### Consigne
Recopiez tels quels l'ensemble des enregistrements ci-dessous, ligne par ligne.

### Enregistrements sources
####################
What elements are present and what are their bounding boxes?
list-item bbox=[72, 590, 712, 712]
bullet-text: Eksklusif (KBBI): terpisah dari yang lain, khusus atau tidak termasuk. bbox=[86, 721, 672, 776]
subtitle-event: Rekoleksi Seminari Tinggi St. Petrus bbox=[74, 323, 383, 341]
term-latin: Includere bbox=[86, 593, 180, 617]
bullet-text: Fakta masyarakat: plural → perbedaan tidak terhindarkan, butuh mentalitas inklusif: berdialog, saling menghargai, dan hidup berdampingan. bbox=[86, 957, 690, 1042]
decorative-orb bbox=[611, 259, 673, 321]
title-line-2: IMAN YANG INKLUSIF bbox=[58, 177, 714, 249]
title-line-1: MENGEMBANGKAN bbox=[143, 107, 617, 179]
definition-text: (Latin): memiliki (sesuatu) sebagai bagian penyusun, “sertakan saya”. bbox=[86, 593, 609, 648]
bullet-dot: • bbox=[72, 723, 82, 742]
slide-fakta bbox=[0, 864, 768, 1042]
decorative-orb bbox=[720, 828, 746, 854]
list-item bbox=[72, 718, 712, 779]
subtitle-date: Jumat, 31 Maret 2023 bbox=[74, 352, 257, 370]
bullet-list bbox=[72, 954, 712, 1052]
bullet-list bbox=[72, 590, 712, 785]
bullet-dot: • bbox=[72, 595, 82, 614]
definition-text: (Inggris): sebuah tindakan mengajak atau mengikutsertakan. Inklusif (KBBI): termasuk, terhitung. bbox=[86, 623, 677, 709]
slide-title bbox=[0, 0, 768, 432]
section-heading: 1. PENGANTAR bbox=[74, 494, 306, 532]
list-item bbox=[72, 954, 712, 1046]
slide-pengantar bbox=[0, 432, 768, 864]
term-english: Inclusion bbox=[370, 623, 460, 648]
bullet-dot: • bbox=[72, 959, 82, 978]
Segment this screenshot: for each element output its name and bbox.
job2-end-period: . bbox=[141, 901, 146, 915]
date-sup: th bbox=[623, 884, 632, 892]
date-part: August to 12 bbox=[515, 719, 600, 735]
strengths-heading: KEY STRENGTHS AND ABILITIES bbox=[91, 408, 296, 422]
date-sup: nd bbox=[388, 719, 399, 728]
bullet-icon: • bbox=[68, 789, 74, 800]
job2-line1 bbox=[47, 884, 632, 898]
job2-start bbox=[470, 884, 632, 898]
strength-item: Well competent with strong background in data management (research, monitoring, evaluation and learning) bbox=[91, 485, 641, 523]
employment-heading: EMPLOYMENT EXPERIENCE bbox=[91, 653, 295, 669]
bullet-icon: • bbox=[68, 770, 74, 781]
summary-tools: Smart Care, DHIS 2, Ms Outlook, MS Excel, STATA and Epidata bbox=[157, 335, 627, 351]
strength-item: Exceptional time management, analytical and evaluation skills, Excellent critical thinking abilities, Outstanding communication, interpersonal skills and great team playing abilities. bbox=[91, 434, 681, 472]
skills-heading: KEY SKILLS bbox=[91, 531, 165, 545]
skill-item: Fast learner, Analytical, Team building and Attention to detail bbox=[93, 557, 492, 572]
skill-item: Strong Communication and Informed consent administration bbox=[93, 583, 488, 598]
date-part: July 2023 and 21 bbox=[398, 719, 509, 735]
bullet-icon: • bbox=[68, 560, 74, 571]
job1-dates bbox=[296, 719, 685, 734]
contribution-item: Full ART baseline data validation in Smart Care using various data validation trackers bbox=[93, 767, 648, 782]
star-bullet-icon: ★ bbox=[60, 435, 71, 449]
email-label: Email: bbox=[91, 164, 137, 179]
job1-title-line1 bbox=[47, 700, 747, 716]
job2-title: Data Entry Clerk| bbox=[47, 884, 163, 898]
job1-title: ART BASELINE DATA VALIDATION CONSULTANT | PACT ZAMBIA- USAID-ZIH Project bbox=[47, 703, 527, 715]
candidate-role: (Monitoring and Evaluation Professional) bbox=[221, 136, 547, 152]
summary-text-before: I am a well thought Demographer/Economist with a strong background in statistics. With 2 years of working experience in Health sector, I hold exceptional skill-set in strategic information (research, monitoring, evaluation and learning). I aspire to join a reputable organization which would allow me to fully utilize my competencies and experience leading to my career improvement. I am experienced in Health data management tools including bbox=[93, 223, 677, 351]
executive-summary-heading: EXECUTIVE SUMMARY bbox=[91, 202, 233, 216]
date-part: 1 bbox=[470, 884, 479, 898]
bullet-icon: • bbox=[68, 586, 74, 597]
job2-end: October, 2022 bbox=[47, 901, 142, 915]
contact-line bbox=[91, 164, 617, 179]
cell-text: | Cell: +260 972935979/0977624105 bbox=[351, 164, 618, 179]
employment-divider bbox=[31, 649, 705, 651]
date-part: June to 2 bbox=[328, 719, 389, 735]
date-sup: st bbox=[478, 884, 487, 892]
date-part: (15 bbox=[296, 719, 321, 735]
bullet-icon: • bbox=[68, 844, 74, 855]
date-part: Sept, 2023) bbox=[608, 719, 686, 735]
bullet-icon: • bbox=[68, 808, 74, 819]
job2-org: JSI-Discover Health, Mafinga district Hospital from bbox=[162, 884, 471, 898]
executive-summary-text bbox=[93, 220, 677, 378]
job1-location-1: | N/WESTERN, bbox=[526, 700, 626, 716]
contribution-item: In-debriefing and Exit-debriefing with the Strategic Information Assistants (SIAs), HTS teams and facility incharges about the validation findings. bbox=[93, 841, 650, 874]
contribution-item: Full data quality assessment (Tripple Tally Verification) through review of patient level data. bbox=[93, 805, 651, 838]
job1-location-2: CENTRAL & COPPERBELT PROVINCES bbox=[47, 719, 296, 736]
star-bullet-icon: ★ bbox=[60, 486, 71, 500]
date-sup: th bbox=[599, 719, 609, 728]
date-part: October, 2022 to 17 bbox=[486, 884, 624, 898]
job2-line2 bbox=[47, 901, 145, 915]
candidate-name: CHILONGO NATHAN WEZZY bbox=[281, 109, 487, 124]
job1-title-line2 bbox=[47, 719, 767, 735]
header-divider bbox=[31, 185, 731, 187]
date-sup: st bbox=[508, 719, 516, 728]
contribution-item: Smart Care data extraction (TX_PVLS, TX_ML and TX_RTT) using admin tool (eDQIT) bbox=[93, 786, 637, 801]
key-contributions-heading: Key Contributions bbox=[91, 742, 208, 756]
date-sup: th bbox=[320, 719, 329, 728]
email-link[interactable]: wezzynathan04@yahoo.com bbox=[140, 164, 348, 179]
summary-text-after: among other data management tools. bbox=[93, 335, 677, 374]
####################
### Résultat
What elements are present and what are their bounding boxes?
list-item bbox=[72, 590, 712, 712]
bullet-text: Eksklusif (KBBI): terpisah dari yang lain, khusus atau tidak termasuk. bbox=[86, 721, 672, 776]
subtitle-event: Rekoleksi Seminari Tinggi St. Petrus bbox=[74, 323, 383, 341]
term-latin: Includere bbox=[86, 593, 180, 617]
bullet-text: Fakta masyarakat: plural → perbedaan tidak terhindarkan, butuh mentalitas inklusif: berdialog, saling menghargai, dan hidup berdampingan. bbox=[86, 957, 690, 1042]
decorative-orb bbox=[611, 259, 673, 321]
title-line-2: IMAN YANG INKLUSIF bbox=[58, 177, 714, 249]
title-line-1: MENGEMBANGKAN bbox=[143, 107, 617, 179]
definition-text: (Latin): memiliki (sesuatu) sebagai bagian penyusun, “sertakan saya”. bbox=[86, 593, 609, 648]
bullet-dot: • bbox=[72, 723, 82, 742]
slide-fakta bbox=[0, 864, 768, 1042]
decorative-orb bbox=[720, 828, 746, 854]
list-item bbox=[72, 718, 712, 779]
subtitle-date: Jumat, 31 Maret 2023 bbox=[74, 352, 257, 370]
bullet-list bbox=[72, 954, 712, 1052]
bullet-list bbox=[72, 590, 712, 785]
bullet-dot: • bbox=[72, 595, 82, 614]
definition-text: (Inggris): sebuah tindakan mengajak atau mengikutsertakan. Inklusif (KBBI): termasuk, terhitung. bbox=[86, 623, 677, 709]
slide-title bbox=[0, 0, 768, 432]
section-heading: 1. PENGANTAR bbox=[74, 494, 306, 532]
list-item bbox=[72, 954, 712, 1046]
slide-pengantar bbox=[0, 432, 768, 864]
term-english: Inclusion bbox=[370, 623, 460, 648]
bullet-dot: • bbox=[72, 959, 82, 978]
Segment this screenshot: for each element output its name and bbox.
job2-end-period: . bbox=[141, 901, 146, 915]
date-sup: th bbox=[623, 884, 632, 892]
date-part: August to 12 bbox=[515, 719, 600, 735]
strengths-heading: KEY STRENGTHS AND ABILITIES bbox=[91, 408, 296, 422]
date-sup: nd bbox=[388, 719, 399, 728]
bullet-icon: • bbox=[68, 789, 74, 800]
job2-line1 bbox=[47, 884, 632, 898]
job2-start bbox=[470, 884, 632, 898]
strength-item: Well competent with strong background in data management (research, monitoring, evaluation and learning) bbox=[91, 485, 641, 523]
employment-heading: EMPLOYMENT EXPERIENCE bbox=[91, 653, 295, 669]
bullet-icon: • bbox=[68, 770, 74, 781]
summary-tools: Smart Care, DHIS 2, Ms Outlook, MS Excel, STATA and Epidata bbox=[157, 335, 627, 351]
strength-item: Exceptional time management, analytical and evaluation skills, Excellent critical thinking abilities, Outstanding communication, interpersonal skills and great team playing abilities. bbox=[91, 434, 681, 472]
skills-heading: KEY SKILLS bbox=[91, 531, 165, 545]
skill-item: Fast learner, Analytical, Team building and Attention to detail bbox=[93, 557, 492, 572]
skill-item: Strong Communication and Informed consent administration bbox=[93, 583, 488, 598]
date-part: July 2023 and 21 bbox=[398, 719, 509, 735]
bullet-icon: • bbox=[68, 560, 74, 571]
job1-dates bbox=[296, 719, 685, 734]
contribution-item: Full ART baseline data validation in Smart Care using various data validation trackers bbox=[93, 767, 648, 782]
star-bullet-icon: ★ bbox=[60, 435, 71, 449]
email-label: Email: bbox=[91, 164, 137, 179]
job1-title-line1 bbox=[47, 700, 747, 716]
job2-title: Data Entry Clerk| bbox=[47, 884, 163, 898]
job1-title: ART BASELINE DATA VALIDATION CONSULTANT | PACT ZAMBIA- USAID-ZIH Project bbox=[47, 703, 527, 715]
candidate-role: (Monitoring and Evaluation Professional) bbox=[221, 136, 547, 152]
summary-text-before: I am a well thought Demographer/Economist with a strong background in statistics. With 2 years of working experience in Health sector, I hold exceptional skill-set in strategic information (research, monitoring, evaluation and learning). I aspire to join a reputable organization which would allow me to fully utilize my competencies and experience leading to my career improvement. I am experienced in Health data management tools including bbox=[93, 223, 677, 351]
executive-summary-heading: EXECUTIVE SUMMARY bbox=[91, 202, 233, 216]
date-part: 1 bbox=[470, 884, 479, 898]
bullet-icon: • bbox=[68, 586, 74, 597]
job2-end: October, 2022 bbox=[47, 901, 142, 915]
contact-line bbox=[91, 164, 617, 179]
cell-text: | Cell: +260 972935979/0977624105 bbox=[351, 164, 618, 179]
employment-divider bbox=[31, 649, 705, 651]
date-part: June to 2 bbox=[328, 719, 389, 735]
date-sup: st bbox=[478, 884, 487, 892]
date-part: (15 bbox=[296, 719, 321, 735]
bullet-icon: • bbox=[68, 844, 74, 855]
date-part: Sept, 2023) bbox=[608, 719, 686, 735]
bullet-icon: • bbox=[68, 808, 74, 819]
job2-org: JSI-Discover Health, Mafinga district Hospital from bbox=[162, 884, 471, 898]
executive-summary-text bbox=[93, 220, 677, 378]
job1-location-1: | N/WESTERN, bbox=[526, 700, 626, 716]
contribution-item: In-debriefing and Exit-debriefing with the Strategic Information Assistants (SIAs), HTS teams and facility incharges about the validation findings. bbox=[93, 841, 650, 874]
contribution-item: Full data quality assessment (Tripple Tally Verification) through review of patient level data. bbox=[93, 805, 651, 838]
job1-location-2: CENTRAL & COPPERBELT PROVINCES bbox=[47, 719, 296, 736]
star-bullet-icon: ★ bbox=[60, 486, 71, 500]
date-sup: th bbox=[599, 719, 609, 728]
date-part: October, 2022 to 17 bbox=[486, 884, 624, 898]
job2-line2 bbox=[47, 901, 145, 915]
candidate-name: CHILONGO NATHAN WEZZY bbox=[281, 109, 487, 124]
job1-title-line2 bbox=[47, 719, 767, 735]
header-divider bbox=[31, 185, 731, 187]
date-sup: st bbox=[508, 719, 516, 728]
contribution-item: Smart Care data extraction (TX_PVLS, TX_ML and TX_RTT) using admin tool (eDQIT) bbox=[93, 786, 637, 801]
key-contributions-heading: Key Contributions bbox=[91, 742, 208, 756]
date-sup: th bbox=[320, 719, 329, 728]
email-link[interactable]: wezzynathan04@yahoo.com bbox=[140, 164, 348, 179]
summary-text-after: among other data management tools. bbox=[93, 335, 677, 374]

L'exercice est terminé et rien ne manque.